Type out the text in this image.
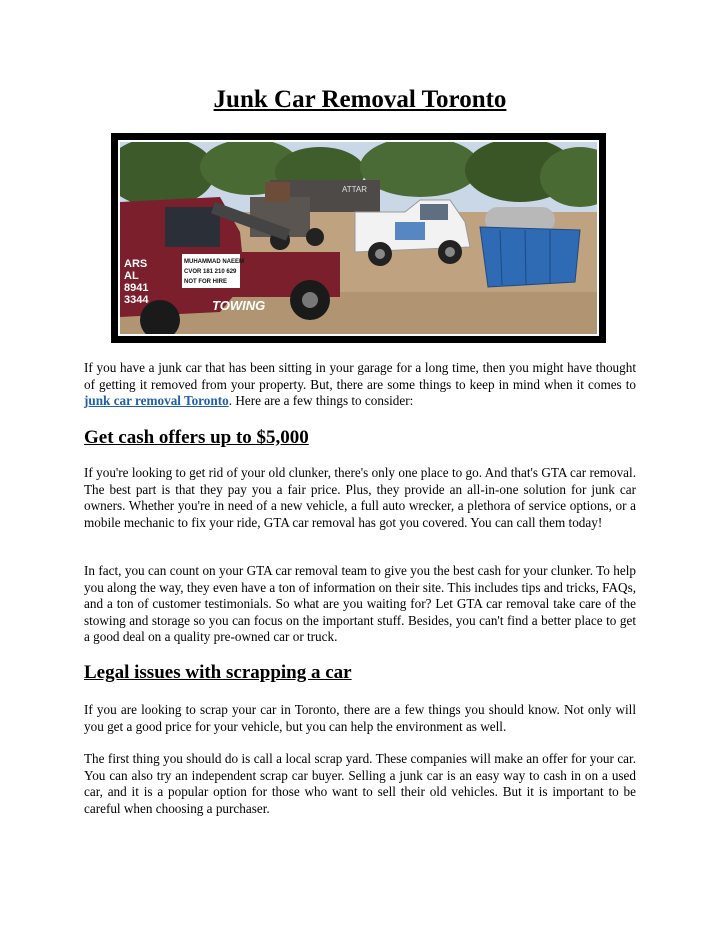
Junk Car Removal Toronto
ATTAR
MUHAMMAD NAEEM
CVOR 181 210 629
NOT FOR HIRE
ARS
AL
8941
3344	TOWING

If you have a junk car that has been sitting in your garage for a long time, then you might have thought of getting it removed from your property. But, there are some things to keep in mind when it comes to junk car removal Toronto. Here are a few things to consider:

Get cash offers up to $5,000

If you're looking to get rid of your old clunker, there's only one place to go. And that's GTA car removal. The best part is that they pay you a fair price. Plus, they provide an all-in-one solution for junk car owners. Whether you're in need of a new vehicle, a full auto wrecker, a plethora of service options, or a mobile mechanic to fix your ride, GTA car removal has got you covered. You can call them today!

In fact, you can count on your GTA car removal team to give you the best cash for your clunker. To help you along the way, they even have a ton of information on their site. This includes tips and tricks, FAQs, and a ton of customer testimonials. So what are you waiting for? Let GTA car removal take care of the stowing and storage so you can focus on the important stuff. Besides, you can't find a better place to get a good deal on a quality pre-owned car or truck.

Legal issues with scrapping a car

If you are looking to scrap your car in Toronto, there are a few things you should know. Not only will you get a good price for your vehicle, but you can help the environment as well.

The first thing you should do is call a local scrap yard. These companies will make an offer for your car. You can also try an independent scrap car buyer. Selling a junk car is an easy way to cash in on a used car, and it is a popular option for those who want to sell their old vehicles. But it is important to be careful when choosing a purchaser.
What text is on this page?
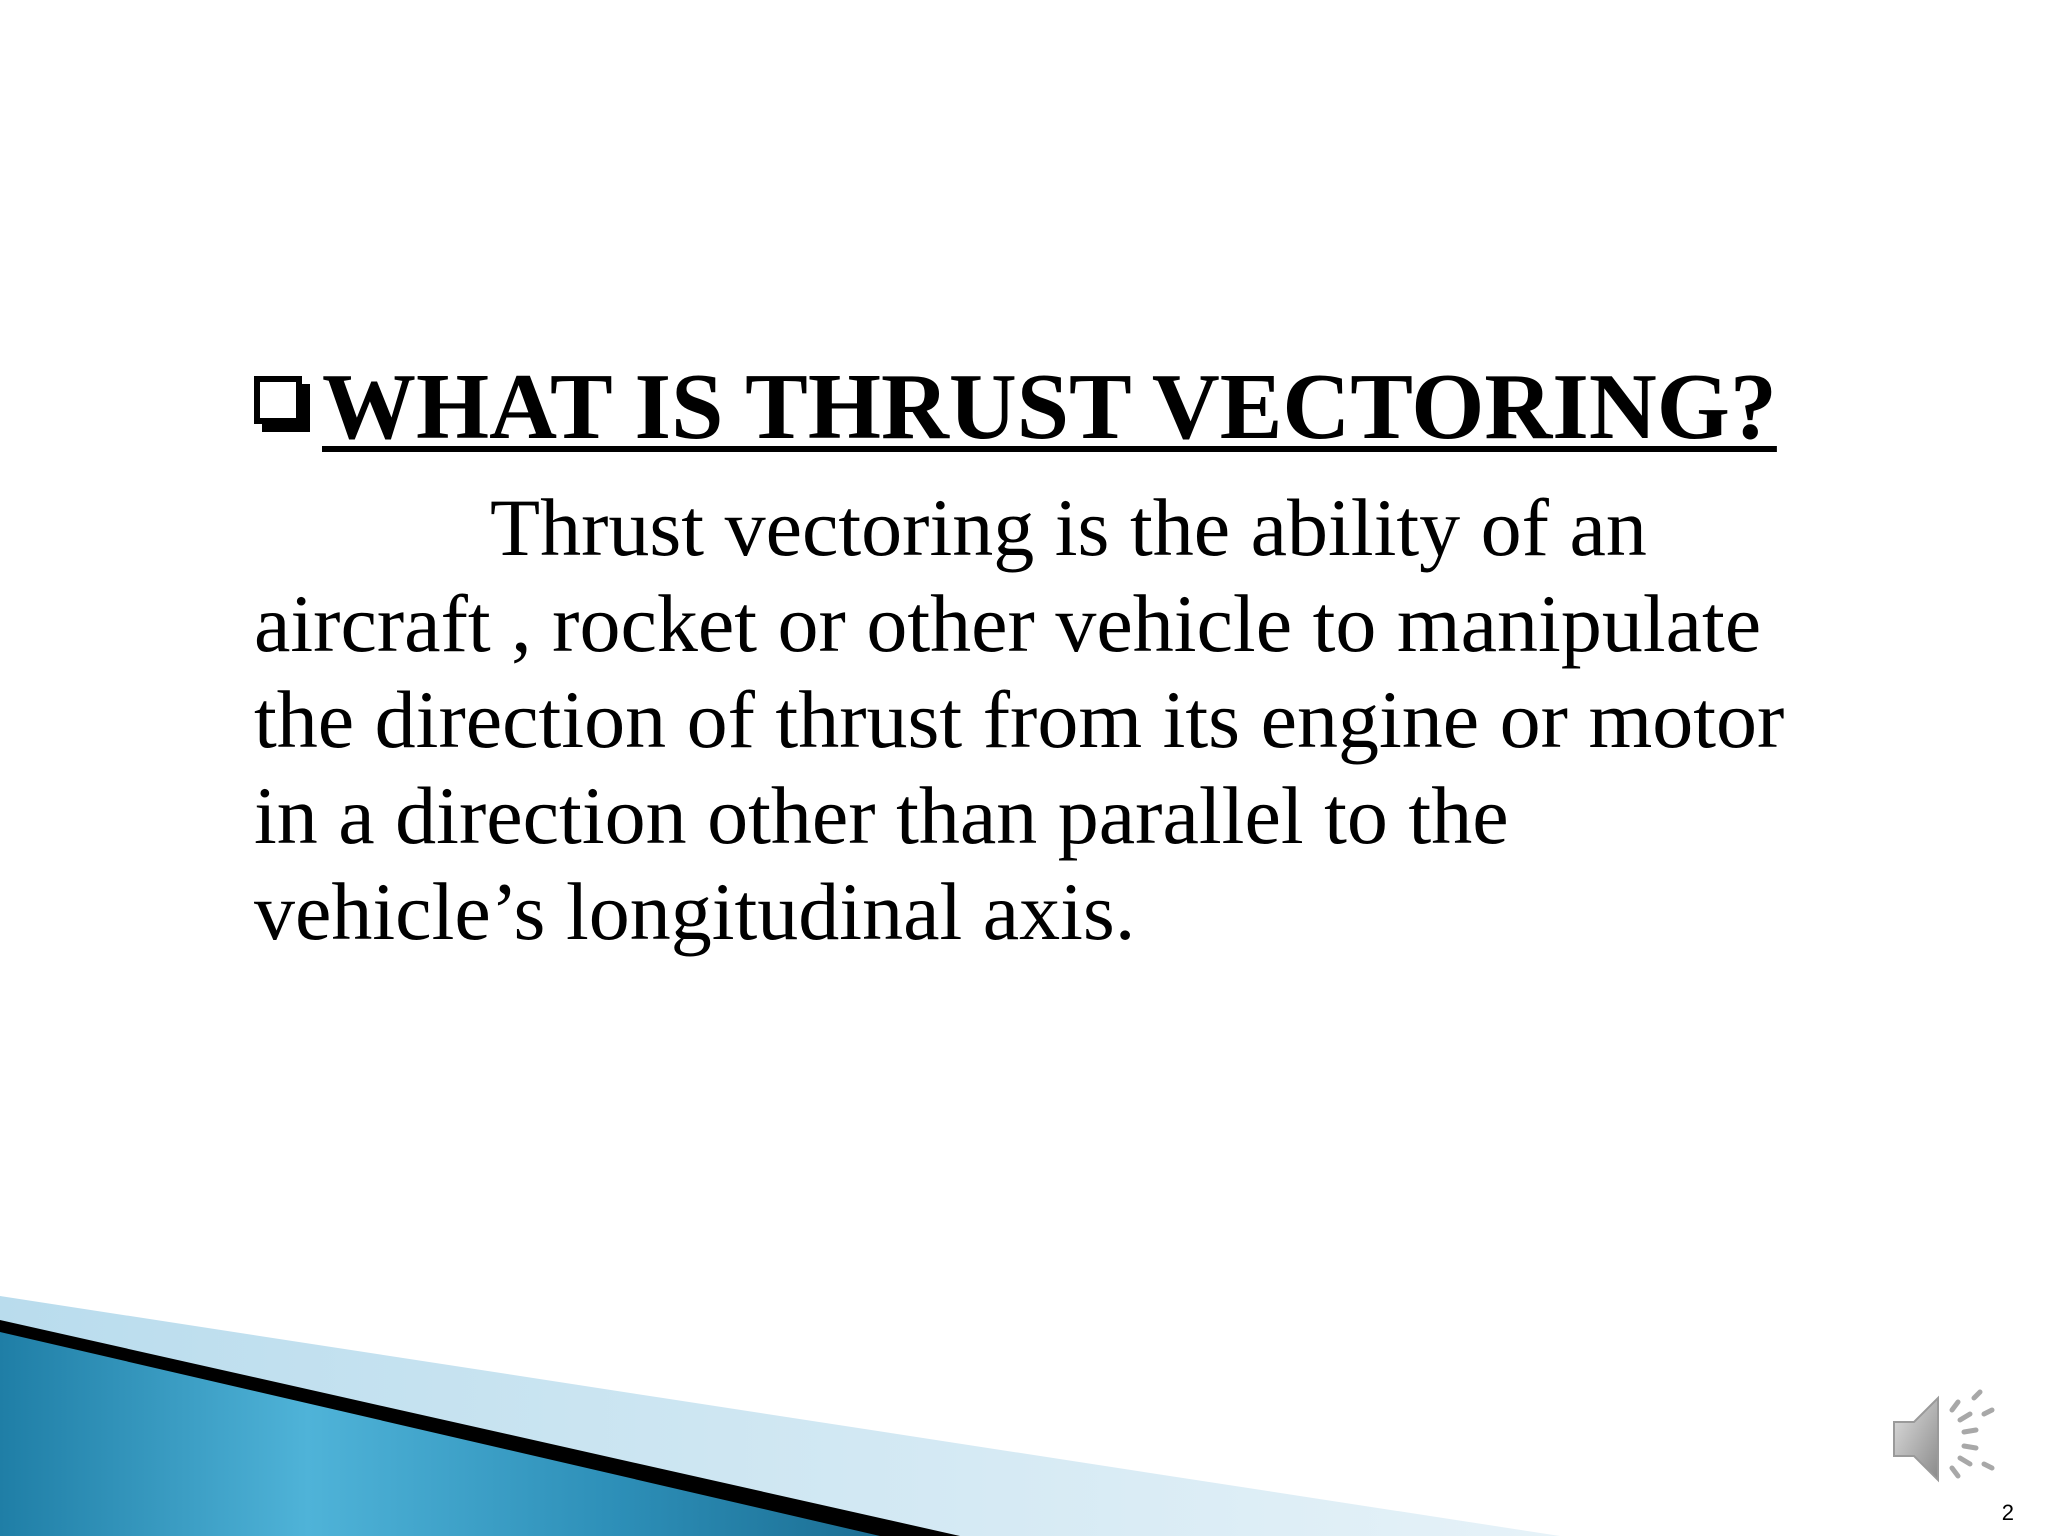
WHAT IS THRUST VECTORING?

Thrust vectoring is the ability of an aircraft , rocket or other vehicle to manipulate the direction of thrust from its engine or motor in a direction other than parallel to the vehicle’s longitudinal axis.

2
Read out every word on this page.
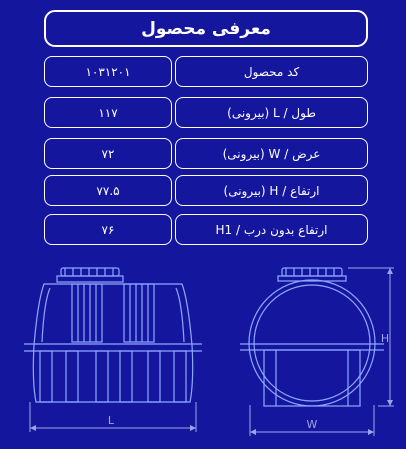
معرفی محصول
۱۰۳۱۲۰۱	کد محصول
۱۱۷	طول / L (بیرونی)
۷۲	عرض / W (بیرونی)
۷۷.۵	ارتفاع / H (بیرونی)
۷۶	ارتفاع بدون درب / H1
L	W
H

_Objective:_ The listing above must be printed again exactly, minus its pictures.

_Answer to the task:_
Type out the text in this image.
Junk Car Removal Toronto
ATTAR
MUHAMMAD NAEEM
CVOR 181 210 629
NOT FOR HIRE
ARS
AL
8941
3344	TOWING

If you have a junk car that has been sitting in your garage for a long time, then you might have thought of getting it removed from your property. But, there are some things to keep in mind when it comes to junk car removal Toronto. Here are a few things to consider:

Get cash offers up to $5,000

If you're looking to get rid of your old clunker, there's only one place to go. And that's GTA car removal. The best part is that they pay you a fair price. Plus, they provide an all-in-one solution for junk car owners. Whether you're in need of a new vehicle, a full auto wrecker, a plethora of service options, or a mobile mechanic to fix your ride, GTA car removal has got you covered. You can call them today!

In fact, you can count on your GTA car removal team to give you the best cash for your clunker. To help you along the way, they even have a ton of information on their site. This includes tips and tricks, FAQs, and a ton of customer testimonials. So what are you waiting for? Let GTA car removal take care of the stowing and storage so you can focus on the important stuff. Besides, you can't find a better place to get a good deal on a quality pre-owned car or truck.

Legal issues with scrapping a car

If you are looking to scrap your car in Toronto, there are a few things you should know. Not only will you get a good price for your vehicle, but you can help the environment as well.

The first thing you should do is call a local scrap yard. These companies will make an offer for your car. You can also try an independent scrap car buyer. Selling a junk car is an easy way to cash in on a used car, and it is a popular option for those who want to sell their old vehicles. But it is important to be careful when choosing a purchaser.
What text is on this page?
WHAT IS THRUST VECTORING?

Thrust vectoring is the ability of an aircraft , rocket or other vehicle to manipulate the direction of thrust from its engine or motor in a direction other than parallel to the vehicle’s longitudinal axis.

2
Read out every word on this page.
معرفی محصول
۱۰۳۱۲۰۱	کد محصول
۱۱۷	طول / L (بیرونی)
۷۲	عرض / W (بیرونی)
۷۷.۵	ارتفاع / H (بیرونی)
۷۶	ارتفاع بدون درب / H1
L	W
H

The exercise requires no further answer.